_Extracted entries:_

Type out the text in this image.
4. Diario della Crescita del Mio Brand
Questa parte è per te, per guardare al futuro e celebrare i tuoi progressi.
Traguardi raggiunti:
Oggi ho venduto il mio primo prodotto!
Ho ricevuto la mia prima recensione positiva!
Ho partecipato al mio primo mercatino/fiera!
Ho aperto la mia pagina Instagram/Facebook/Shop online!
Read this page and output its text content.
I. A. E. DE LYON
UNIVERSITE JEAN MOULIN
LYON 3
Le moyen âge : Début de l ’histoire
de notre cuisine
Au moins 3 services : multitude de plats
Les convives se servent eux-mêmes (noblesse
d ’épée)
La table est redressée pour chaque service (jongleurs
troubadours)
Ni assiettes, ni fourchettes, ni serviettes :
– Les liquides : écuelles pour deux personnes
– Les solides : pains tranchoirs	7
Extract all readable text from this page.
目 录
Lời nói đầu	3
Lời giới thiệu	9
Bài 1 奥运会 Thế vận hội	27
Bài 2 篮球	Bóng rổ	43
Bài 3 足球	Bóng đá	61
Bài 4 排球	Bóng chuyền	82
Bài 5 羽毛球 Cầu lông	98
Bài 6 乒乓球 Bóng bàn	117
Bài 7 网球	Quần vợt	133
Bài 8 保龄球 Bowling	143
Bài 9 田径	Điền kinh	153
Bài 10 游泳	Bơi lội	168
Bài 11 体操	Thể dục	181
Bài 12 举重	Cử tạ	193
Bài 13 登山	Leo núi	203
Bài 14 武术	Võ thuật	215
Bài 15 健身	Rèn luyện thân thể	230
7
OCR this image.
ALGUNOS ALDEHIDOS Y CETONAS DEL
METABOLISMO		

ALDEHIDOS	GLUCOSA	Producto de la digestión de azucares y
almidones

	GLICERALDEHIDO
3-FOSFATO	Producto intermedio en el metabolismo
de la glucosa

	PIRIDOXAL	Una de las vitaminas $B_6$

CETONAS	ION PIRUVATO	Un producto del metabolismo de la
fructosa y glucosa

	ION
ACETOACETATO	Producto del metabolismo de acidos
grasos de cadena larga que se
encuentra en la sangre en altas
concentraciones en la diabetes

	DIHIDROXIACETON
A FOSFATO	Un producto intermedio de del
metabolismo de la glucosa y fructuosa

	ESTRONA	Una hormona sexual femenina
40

_Problem requirements:_ Reproduce the material exactly, with every line intact.

_Output of the exercise:_
Type out the text in this image.
4. Diario della Crescita del Mio Brand
Questa parte è per te, per guardare al futuro e celebrare i tuoi progressi.
Traguardi raggiunti:
Oggi ho venduto il mio primo prodotto!
Ho ricevuto la mia prima recensione positiva!
Ho partecipato al mio primo mercatino/fiera!
Ho aperto la mia pagina Instagram/Facebook/Shop online!
Read this page and output its text content.
I. A. E. DE LYON
UNIVERSITE JEAN MOULIN
LYON 3
Le moyen âge : Début de l ’histoire
de notre cuisine
Au moins 3 services : multitude de plats
Les convives se servent eux-mêmes (noblesse
d ’épée)
La table est redressée pour chaque service (jongleurs
troubadours)
Ni assiettes, ni fourchettes, ni serviettes :
– Les liquides : écuelles pour deux personnes
– Les solides : pains tranchoirs	7
Extract all readable text from this page.
目 录
Lời nói đầu	3
Lời giới thiệu	9
Bài 1 奥运会 Thế vận hội	27
Bài 2 篮球	Bóng rổ	43
Bài 3 足球	Bóng đá	61
Bài 4 排球	Bóng chuyền	82
Bài 5 羽毛球 Cầu lông	98
Bài 6 乒乓球 Bóng bàn	117
Bài 7 网球	Quần vợt	133
Bài 8 保龄球 Bowling	143
Bài 9 田径	Điền kinh	153
Bài 10 游泳	Bơi lội	168
Bài 11 体操	Thể dục	181
Bài 12 举重	Cử tạ	193
Bài 13 登山	Leo núi	203
Bài 14 武术	Võ thuật	215
Bài 15 健身	Rèn luyện thân thể	230
7
OCR this image.
ALGUNOS ALDEHIDOS Y CETONAS DEL
METABOLISMO		

ALDEHIDOS	GLUCOSA	Producto de la digestión de azucares y
almidones

	GLICERALDEHIDO
3-FOSFATO	Producto intermedio en el metabolismo
de la glucosa

	PIRIDOXAL	Una de las vitaminas $B_6$

CETONAS	ION PIRUVATO	Un producto del metabolismo de la
fructosa y glucosa

	ION
ACETOACETATO	Producto del metabolismo de acidos
grasos de cadena larga que se
encuentra en la sangre en altas
concentraciones en la diabetes

	DIHIDROXIACETON
A FOSFATO	Un producto intermedio de del
metabolismo de la glucosa y fructuosa

	ESTRONA	Una hormona sexual femenina
40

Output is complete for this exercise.